» **Task brief**: Filter the data for lines with the word "color", then copy every line so identified.

(Data records)
··········

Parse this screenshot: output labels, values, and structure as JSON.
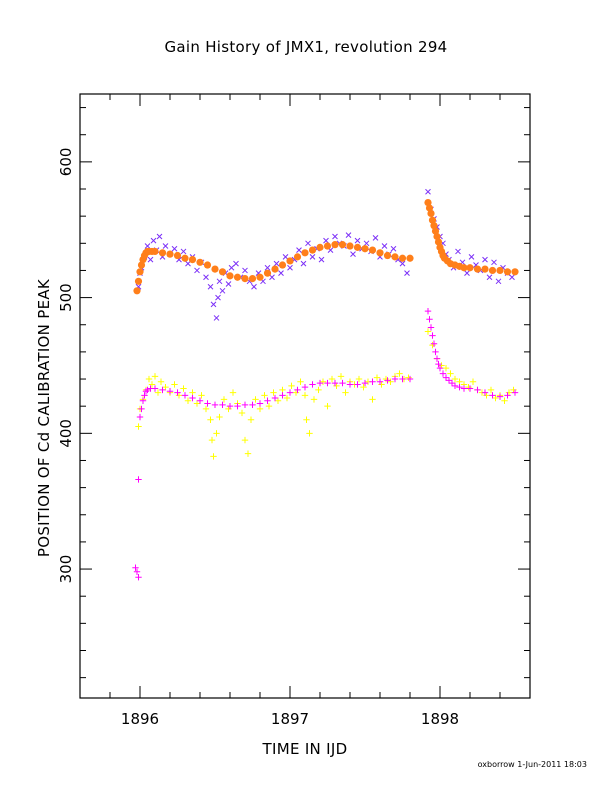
{
  "chart_data": {
    "type": "scatter",
    "title": "Gain History of JMX1, revolution 294",
    "xlabel": "TIME IN IJD",
    "ylabel": "POSITION OF Cd CALIBRATION PEAK",
    "xlim": [
      1895.6,
      1898.6
    ],
    "ylim": [
      205,
      650
    ],
    "x_ticks": [
      1896,
      1897,
      1898
    ],
    "y_ticks": [
      300,
      400,
      500,
      600
    ],
    "grid": false,
    "series": [
      {
        "marker": "x",
        "color": "#7b2ff7",
        "x": [
          1895.99,
          1896.0,
          1896.01,
          1896.03,
          1896.05,
          1896.07,
          1896.09,
          1896.11,
          1896.13,
          1896.15,
          1896.17,
          1896.2,
          1896.23,
          1896.26,
          1896.29,
          1896.32,
          1896.35,
          1896.38,
          1896.41,
          1896.44,
          1896.47,
          1896.49,
          1896.51,
          1896.52,
          1896.53,
          1896.55,
          1896.57,
          1896.59,
          1896.61,
          1896.64,
          1896.67,
          1896.7,
          1896.73,
          1896.76,
          1896.79,
          1896.82,
          1896.85,
          1896.88,
          1896.91,
          1896.94,
          1896.97,
          1897.0,
          1897.03,
          1897.06,
          1897.09,
          1897.12,
          1897.15,
          1897.18,
          1897.21,
          1897.24,
          1897.27,
          1897.3,
          1897.33,
          1897.36,
          1897.39,
          1897.42,
          1897.45,
          1897.48,
          1897.51,
          1897.54,
          1897.57,
          1897.6,
          1897.63,
          1897.66,
          1897.69,
          1897.72,
          1897.75,
          1897.78,
          1897.92,
          1897.94,
          1897.96,
          1897.98,
          1898.0,
          1898.02,
          1898.04,
          1898.06,
          1898.09,
          1898.12,
          1898.15,
          1898.18,
          1898.21,
          1898.24,
          1898.27,
          1898.3,
          1898.33,
          1898.36,
          1898.39,
          1898.42,
          1898.45,
          1898.48
        ],
        "y": [
          508,
          518,
          522,
          530,
          538,
          528,
          542,
          535,
          545,
          530,
          538,
          532,
          536,
          528,
          534,
          525,
          530,
          520,
          526,
          515,
          508,
          495,
          485,
          500,
          512,
          505,
          518,
          510,
          522,
          525,
          515,
          520,
          512,
          508,
          518,
          512,
          522,
          515,
          525,
          518,
          530,
          522,
          528,
          535,
          525,
          540,
          530,
          536,
          528,
          542,
          535,
          545,
          540,
          538,
          546,
          532,
          542,
          536,
          540,
          534,
          544,
          530,
          538,
          532,
          536,
          528,
          525,
          518,
          578,
          565,
          558,
          552,
          545,
          540,
          532,
          528,
          522,
          534,
          526,
          518,
          530,
          524,
          520,
          528,
          515,
          526,
          512,
          522,
          518,
          515
        ]
      },
      {
        "marker": "dot",
        "color": "#ff7f1a",
        "x": [
          1895.98,
          1895.99,
          1896.0,
          1896.01,
          1896.02,
          1896.03,
          1896.04,
          1896.05,
          1896.06,
          1896.08,
          1896.1,
          1896.15,
          1896.2,
          1896.25,
          1896.3,
          1896.35,
          1896.4,
          1896.45,
          1896.5,
          1896.55,
          1896.6,
          1896.65,
          1896.7,
          1896.75,
          1896.8,
          1896.85,
          1896.9,
          1896.95,
          1897.0,
          1897.05,
          1897.1,
          1897.15,
          1897.2,
          1897.25,
          1897.3,
          1897.35,
          1897.4,
          1897.45,
          1897.5,
          1897.55,
          1897.6,
          1897.65,
          1897.7,
          1897.75,
          1897.8,
          1897.92,
          1897.93,
          1897.94,
          1897.95,
          1897.96,
          1897.97,
          1897.98,
          1897.99,
          1898.0,
          1898.01,
          1898.02,
          1898.03,
          1898.05,
          1898.07,
          1898.1,
          1898.13,
          1898.16,
          1898.2,
          1898.25,
          1898.3,
          1898.35,
          1898.4,
          1898.45,
          1898.5
        ],
        "y": [
          505,
          512,
          519,
          524,
          528,
          531,
          533,
          534,
          534,
          534,
          534,
          533,
          532,
          531,
          529,
          528,
          526,
          524,
          521,
          519,
          516,
          515,
          514,
          514,
          515,
          518,
          521,
          524,
          527,
          530,
          533,
          535,
          537,
          538,
          539,
          539,
          538,
          537,
          536,
          535,
          533,
          531,
          530,
          529,
          529,
          570,
          566,
          562,
          557,
          553,
          549,
          545,
          541,
          537,
          534,
          531,
          529,
          527,
          525,
          524,
          523,
          522,
          522,
          521,
          521,
          520,
          520,
          519,
          519
        ]
      },
      {
        "marker": "plus",
        "color": "#ffff00",
        "x": [
          1895.99,
          1896.0,
          1896.02,
          1896.04,
          1896.06,
          1896.08,
          1896.1,
          1896.12,
          1896.14,
          1896.17,
          1896.2,
          1896.23,
          1896.26,
          1896.29,
          1896.32,
          1896.35,
          1896.38,
          1896.41,
          1896.44,
          1896.47,
          1896.48,
          1896.49,
          1896.51,
          1896.53,
          1896.56,
          1896.59,
          1896.62,
          1896.65,
          1896.68,
          1896.7,
          1896.72,
          1896.74,
          1896.77,
          1896.8,
          1896.83,
          1896.86,
          1896.89,
          1896.92,
          1896.95,
          1896.98,
          1897.01,
          1897.04,
          1897.07,
          1897.1,
          1897.11,
          1897.13,
          1897.16,
          1897.19,
          1897.22,
          1897.25,
          1897.28,
          1897.31,
          1897.34,
          1897.37,
          1897.4,
          1897.43,
          1897.46,
          1897.49,
          1897.52,
          1897.55,
          1897.58,
          1897.61,
          1897.64,
          1897.67,
          1897.7,
          1897.73,
          1897.76,
          1897.79,
          1897.92,
          1897.95,
          1897.98,
          1898.01,
          1898.04,
          1898.07,
          1898.1,
          1898.13,
          1898.16,
          1898.19,
          1898.22,
          1898.25,
          1898.28,
          1898.31,
          1898.34,
          1898.37,
          1898.4,
          1898.43,
          1898.46,
          1898.49
        ],
        "y": [
          405,
          418,
          425,
          432,
          440,
          436,
          442,
          430,
          438,
          434,
          430,
          436,
          428,
          433,
          424,
          430,
          422,
          428,
          418,
          410,
          395,
          383,
          400,
          412,
          425,
          418,
          430,
          422,
          415,
          395,
          385,
          410,
          425,
          418,
          428,
          420,
          430,
          424,
          432,
          426,
          435,
          430,
          438,
          428,
          410,
          400,
          425,
          432,
          438,
          420,
          440,
          435,
          442,
          430,
          438,
          436,
          440,
          434,
          438,
          425,
          441,
          436,
          440,
          438,
          442,
          444,
          440,
          441,
          475,
          465,
          455,
          450,
          448,
          444,
          440,
          438,
          436,
          434,
          438,
          432,
          430,
          428,
          432,
          426,
          428,
          424,
          430,
          432
        ]
      },
      {
        "marker": "plus",
        "color": "#ff00ff",
        "x": [
          1895.97,
          1895.98,
          1895.99,
          1895.99,
          1896.0,
          1896.01,
          1896.02,
          1896.03,
          1896.04,
          1896.05,
          1896.07,
          1896.1,
          1896.15,
          1896.2,
          1896.25,
          1896.3,
          1896.35,
          1896.4,
          1896.45,
          1896.5,
          1896.55,
          1896.6,
          1896.65,
          1896.7,
          1896.75,
          1896.8,
          1896.85,
          1896.9,
          1896.95,
          1897.0,
          1897.05,
          1897.1,
          1897.15,
          1897.2,
          1897.25,
          1897.3,
          1897.35,
          1897.4,
          1897.45,
          1897.5,
          1897.55,
          1897.6,
          1897.65,
          1897.7,
          1897.75,
          1897.8,
          1897.92,
          1897.93,
          1897.94,
          1897.95,
          1897.96,
          1897.97,
          1897.98,
          1897.99,
          1898.0,
          1898.02,
          1898.04,
          1898.06,
          1898.08,
          1898.1,
          1898.13,
          1898.16,
          1898.2,
          1898.25,
          1898.3,
          1898.35,
          1898.4,
          1898.45,
          1898.5
        ],
        "y": [
          301,
          298,
          294,
          366,
          412,
          418,
          424,
          428,
          431,
          432,
          433,
          433,
          432,
          431,
          430,
          428,
          426,
          424,
          422,
          421,
          421,
          420,
          420,
          421,
          421,
          422,
          424,
          426,
          428,
          430,
          432,
          434,
          436,
          437,
          437,
          437,
          437,
          436,
          436,
          437,
          438,
          438,
          439,
          440,
          440,
          440,
          490,
          484,
          478,
          472,
          466,
          460,
          455,
          451,
          448,
          444,
          441,
          439,
          437,
          435,
          434,
          433,
          433,
          432,
          430,
          428,
          427,
          428,
          430
        ]
      }
    ],
    "footer": "oxborrow   1-Jun-2011 18:03"
  }
}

··········

» **The output**:
        "color": "#7b2ff7",
        "color": "#ff7f1a",
        "color": "#ffff00",
        "color": "#ff00ff",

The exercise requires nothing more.